▸ **WHAT IS ASKED**
Copy out all the lines exactly. Omit pictures.

▸ **DATA TO USE**
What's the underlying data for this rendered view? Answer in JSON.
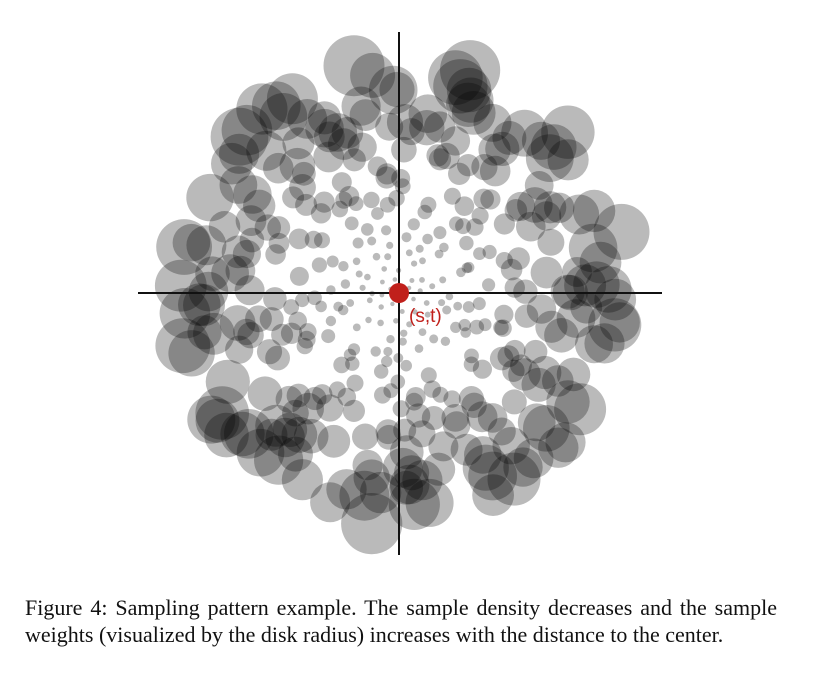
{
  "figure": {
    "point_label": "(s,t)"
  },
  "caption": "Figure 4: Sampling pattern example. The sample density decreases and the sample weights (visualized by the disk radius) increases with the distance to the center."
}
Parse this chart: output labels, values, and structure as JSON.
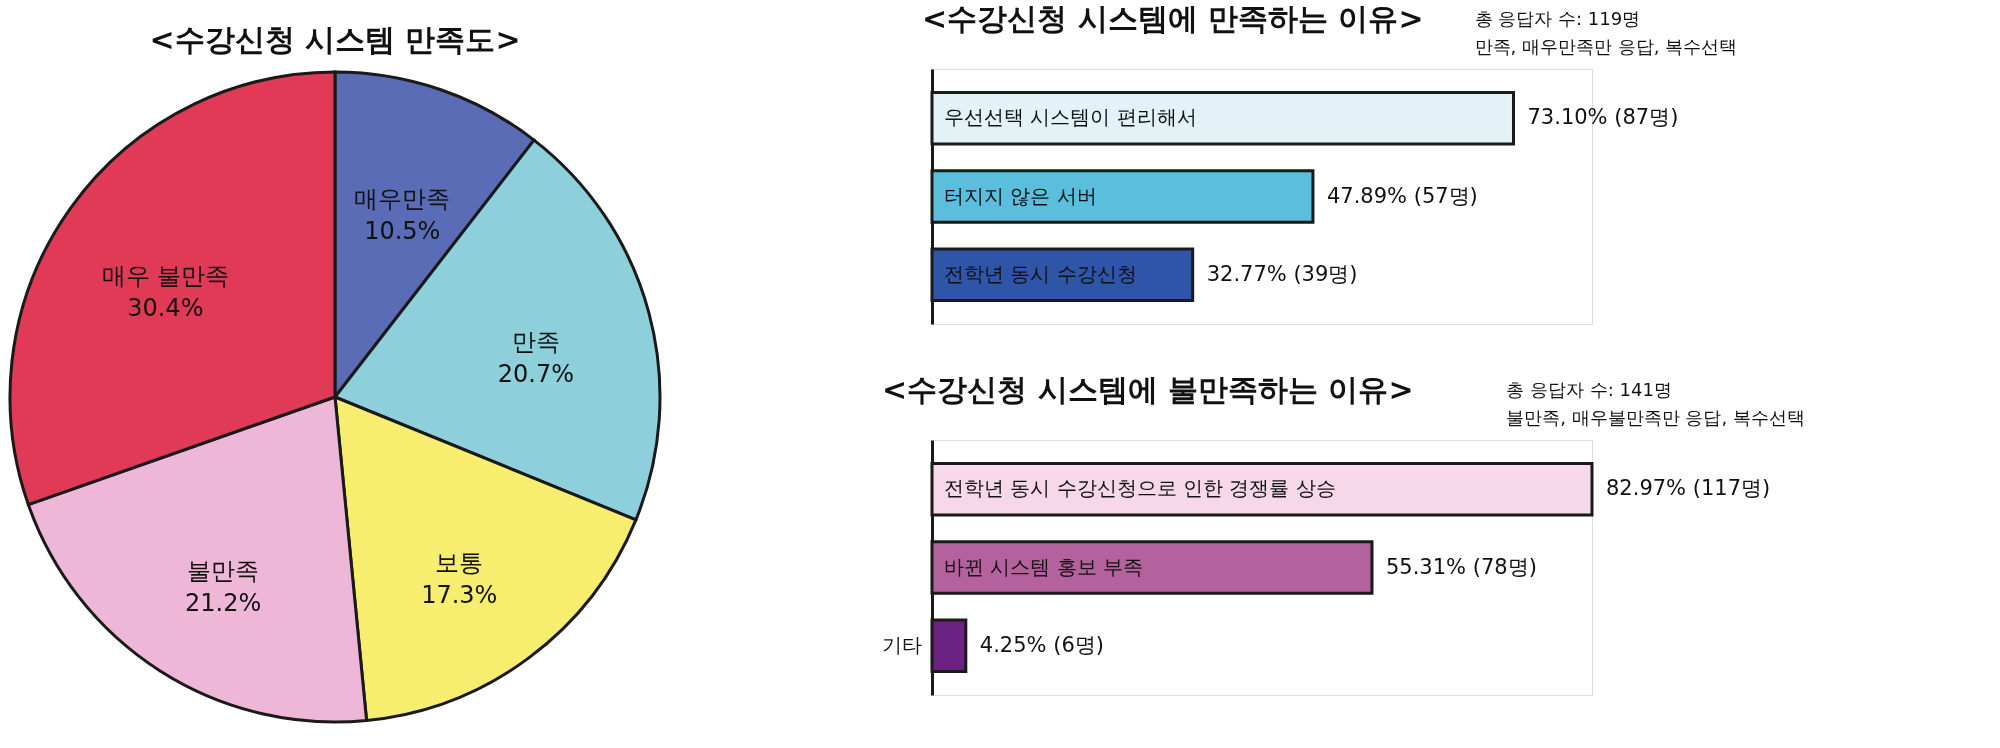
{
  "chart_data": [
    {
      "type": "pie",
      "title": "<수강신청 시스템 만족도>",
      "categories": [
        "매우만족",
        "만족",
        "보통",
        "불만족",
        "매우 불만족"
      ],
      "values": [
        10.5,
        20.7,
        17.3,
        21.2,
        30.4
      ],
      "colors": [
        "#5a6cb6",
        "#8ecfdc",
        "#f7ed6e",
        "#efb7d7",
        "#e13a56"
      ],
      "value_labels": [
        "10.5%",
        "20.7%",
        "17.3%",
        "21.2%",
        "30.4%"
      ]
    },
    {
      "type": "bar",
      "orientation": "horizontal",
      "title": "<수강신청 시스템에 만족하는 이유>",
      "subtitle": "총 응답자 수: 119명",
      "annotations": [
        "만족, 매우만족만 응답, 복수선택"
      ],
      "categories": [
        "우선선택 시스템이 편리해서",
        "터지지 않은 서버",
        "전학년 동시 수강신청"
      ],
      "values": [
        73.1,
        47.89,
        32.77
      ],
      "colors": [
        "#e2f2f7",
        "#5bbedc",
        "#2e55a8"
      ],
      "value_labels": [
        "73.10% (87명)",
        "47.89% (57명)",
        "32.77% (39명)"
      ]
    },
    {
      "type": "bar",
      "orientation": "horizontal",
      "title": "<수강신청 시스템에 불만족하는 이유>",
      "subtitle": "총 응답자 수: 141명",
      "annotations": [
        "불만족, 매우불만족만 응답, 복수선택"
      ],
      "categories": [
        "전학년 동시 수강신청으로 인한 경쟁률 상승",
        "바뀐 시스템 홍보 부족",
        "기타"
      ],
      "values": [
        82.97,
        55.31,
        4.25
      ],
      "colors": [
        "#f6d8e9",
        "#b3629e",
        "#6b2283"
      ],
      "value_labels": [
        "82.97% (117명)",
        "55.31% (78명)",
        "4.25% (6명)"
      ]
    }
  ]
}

▸ **FINAL ANSWER**
What's the underlying data for this rendered view? Answer in JSON.
{
  "figure": {
    "point_label": "(s,t)"
  },
  "caption": "Figure 4: Sampling pattern example. The sample density decreases and the sample weights (visualized by the disk radius) increases with the distance to the center."
}
Parse this chart: output labels, values, and structure as JSON.
{
  "chart_data": [
    {
      "type": "pie",
      "title": "<수강신청 시스템 만족도>",
      "categories": [
        "매우만족",
        "만족",
        "보통",
        "불만족",
        "매우 불만족"
      ],
      "values": [
        10.5,
        20.7,
        17.3,
        21.2,
        30.4
      ],
      "colors": [
        "#5a6cb6",
        "#8ecfdc",
        "#f7ed6e",
        "#efb7d7",
        "#e13a56"
      ],
      "value_labels": [
        "10.5%",
        "20.7%",
        "17.3%",
        "21.2%",
        "30.4%"
      ]
    },
    {
      "type": "bar",
      "orientation": "horizontal",
      "title": "<수강신청 시스템에 만족하는 이유>",
      "subtitle": "총 응답자 수: 119명",
      "annotations": [
        "만족, 매우만족만 응답, 복수선택"
      ],
      "categories": [
        "우선선택 시스템이 편리해서",
        "터지지 않은 서버",
        "전학년 동시 수강신청"
      ],
      "values": [
        73.1,
        47.89,
        32.77
      ],
      "colors": [
        "#e2f2f7",
        "#5bbedc",
        "#2e55a8"
      ],
      "value_labels": [
        "73.10% (87명)",
        "47.89% (57명)",
        "32.77% (39명)"
      ]
    },
    {
      "type": "bar",
      "orientation": "horizontal",
      "title": "<수강신청 시스템에 불만족하는 이유>",
      "subtitle": "총 응답자 수: 141명",
      "annotations": [
        "불만족, 매우불만족만 응답, 복수선택"
      ],
      "categories": [
        "전학년 동시 수강신청으로 인한 경쟁률 상승",
        "바뀐 시스템 홍보 부족",
        "기타"
      ],
      "values": [
        82.97,
        55.31,
        4.25
      ],
      "colors": [
        "#f6d8e9",
        "#b3629e",
        "#6b2283"
      ],
      "value_labels": [
        "82.97% (117명)",
        "55.31% (78명)",
        "4.25% (6명)"
      ]
    }
  ]
}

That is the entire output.